[Data records]
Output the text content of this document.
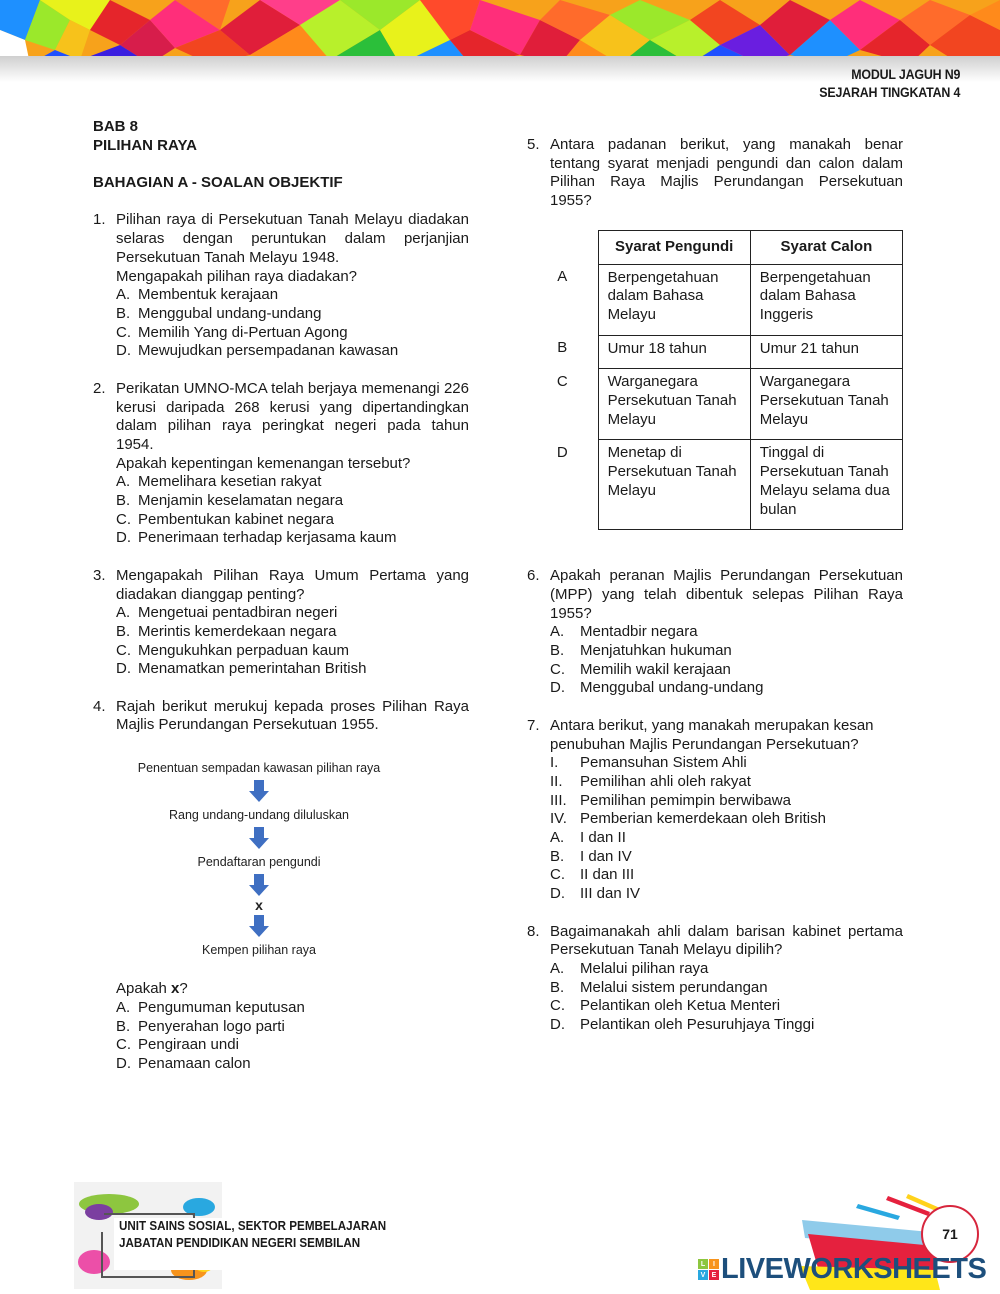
MODUL JAGUH N9
SEJARAH TINGKATAN 4
BAB 8
PILIHAN RAYA
BAHAGIAN A - SOALAN OBJEKTIF
1. Pilihan raya di Persekutuan Tanah Melayu diadakan selaras dengan peruntukan dalam perjanjian Persekutuan Tanah Melayu 1948.
Mengapakah pilihan raya diadakan?
A. Membentuk kerajaan
B. Menggubal undang-undang
C. Memilih Yang di-Pertuan Agong
D. Mewujudkan persempadanan kawasan
2. Perikatan UMNO-MCA telah berjaya memenangi 226 kerusi daripada 268 kerusi yang dipertandingkan dalam pilihan raya peringkat negeri pada tahun 1954.
Apakah kepentingan kemenangan tersebut?
A. Memelihara kesetian rakyat
B. Menjamin keselamatan negara
C. Pembentukan kabinet negara
D. Penerimaan terhadap kerjasama kaum
3. Mengapakah Pilihan Raya Umum Pertama yang diadakan dianggap penting?
A. Mengetuai pentadbiran negeri
B. Merintis kemerdekaan negara
C. Mengukuhkan perpaduan kaum
D. Menamatkan pemerintahan British
4. Rajah berikut merukuj kepada proses Pilihan Raya Majlis Perundangan Persekutuan 1955.
Penentuan sempadan kawasan pilihan raya
Rang undang-undang diluluskan
Pendaftaran pengundi
x
Kempen pilihan raya
Apakah x?
A. Pengumuman keputusan
B. Penyerahan logo parti
C. Pengiraan undi
D. Penamaan calon
5. Antara padanan berikut, yang manakah benar tentang syarat menjadi pengundi dan calon dalam Pilihan Raya Majlis Perundangan Persekutuan 1955?
	Syarat Pengundi	Syarat Calon
A	Berpengetahuan dalam Bahasa Melayu	Berpengetahuan dalam Bahasa Inggeris
B	Umur 18 tahun	Umur 21 tahun
C	Warganegara Persekutuan Tanah Melayu	Warganegara Persekutuan Tanah Melayu
D	Menetap di Persekutuan Tanah Melayu	Tinggal di Persekutuan Tanah Melayu selama dua bulan
6. Apakah peranan Majlis Perundangan Persekutuan (MPP) yang telah dibentuk selepas Pilihan Raya 1955?
A.	Mentadbir negara
B.	Menjatuhkan hukuman
C.	Memilih wakil kerajaan
D.	Menggubal undang-undang
7. Antara berikut, yang manakah merupakan kesan penubuhan Majlis Perundangan Persekutuan?
I.	Pemansuhan Sistem Ahli
II.	Pemilihan ahli oleh rakyat
III. Pemilihan pemimpin berwibawa
IV. Pemberian kemerdekaan oleh British
A.	I dan II
B.	I dan IV
C.	II dan III
D.	III dan IV
8. Bagaimanakah ahli dalam barisan kabinet pertama Persekutuan Tanah Melayu dipilih?
A.	Melalui pilihan raya
B.	Melalui sistem perundangan
C.	Pelantikan oleh Ketua Menteri
D.	Pelantikan oleh Pesuruhjaya Tinggi
UNIT SAINS SOSIAL, SEKTOR PEMBELAJARAN
JABATAN PENDIDIKAN NEGERI SEMBILAN
71
L	I
V E LIVEWORKSHEETS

__Work to complete__.
Restate each line of the records exactly; pictures do not belong in the copy.

__Written answer__.
Output the text content of this document.
MODUL JAGUH N9
SEJARAH TINGKATAN 4
BAB 8
PILIHAN RAYA
BAHAGIAN A - SOALAN OBJEKTIF
1. Pilihan raya di Persekutuan Tanah Melayu diadakan selaras dengan peruntukan dalam perjanjian Persekutuan Tanah Melayu 1948.
Mengapakah pilihan raya diadakan?
A. Membentuk kerajaan
B. Menggubal undang-undang
C. Memilih Yang di-Pertuan Agong
D. Mewujudkan persempadanan kawasan
2. Perikatan UMNO-MCA telah berjaya memenangi 226 kerusi daripada 268 kerusi yang dipertandingkan dalam pilihan raya peringkat negeri pada tahun 1954.
Apakah kepentingan kemenangan tersebut?
A. Memelihara kesetian rakyat
B. Menjamin keselamatan negara
C. Pembentukan kabinet negara
D. Penerimaan terhadap kerjasama kaum
3. Mengapakah Pilihan Raya Umum Pertama yang diadakan dianggap penting?
A. Mengetuai pentadbiran negeri
B. Merintis kemerdekaan negara
C. Mengukuhkan perpaduan kaum
D. Menamatkan pemerintahan British
4. Rajah berikut merukuj kepada proses Pilihan Raya Majlis Perundangan Persekutuan 1955.
Penentuan sempadan kawasan pilihan raya
Rang undang-undang diluluskan
Pendaftaran pengundi
x
Kempen pilihan raya
Apakah x?
A. Pengumuman keputusan
B. Penyerahan logo parti
C. Pengiraan undi
D. Penamaan calon
5. Antara padanan berikut, yang manakah benar tentang syarat menjadi pengundi dan calon dalam Pilihan Raya Majlis Perundangan Persekutuan 1955?
	Syarat Pengundi	Syarat Calon
A	Berpengetahuan dalam Bahasa Melayu	Berpengetahuan dalam Bahasa Inggeris
B	Umur 18 tahun	Umur 21 tahun
C	Warganegara Persekutuan Tanah Melayu	Warganegara Persekutuan Tanah Melayu
D	Menetap di Persekutuan Tanah Melayu	Tinggal di Persekutuan Tanah Melayu selama dua bulan
6. Apakah peranan Majlis Perundangan Persekutuan (MPP) yang telah dibentuk selepas Pilihan Raya 1955?
A.	Mentadbir negara
B.	Menjatuhkan hukuman
C.	Memilih wakil kerajaan
D.	Menggubal undang-undang
7. Antara berikut, yang manakah merupakan kesan penubuhan Majlis Perundangan Persekutuan?
I.	Pemansuhan Sistem Ahli
II.	Pemilihan ahli oleh rakyat
III. Pemilihan pemimpin berwibawa
IV. Pemberian kemerdekaan oleh British
A.	I dan II
B.	I dan IV
C.	II dan III
D.	III dan IV
8. Bagaimanakah ahli dalam barisan kabinet pertama Persekutuan Tanah Melayu dipilih?
A.	Melalui pilihan raya
B.	Melalui sistem perundangan
C.	Pelantikan oleh Ketua Menteri
D.	Pelantikan oleh Pesuruhjaya Tinggi
UNIT SAINS SOSIAL, SEKTOR PEMBELAJARAN
JABATAN PENDIDIKAN NEGERI SEMBILAN
71
L	I
V E LIVEWORKSHEETS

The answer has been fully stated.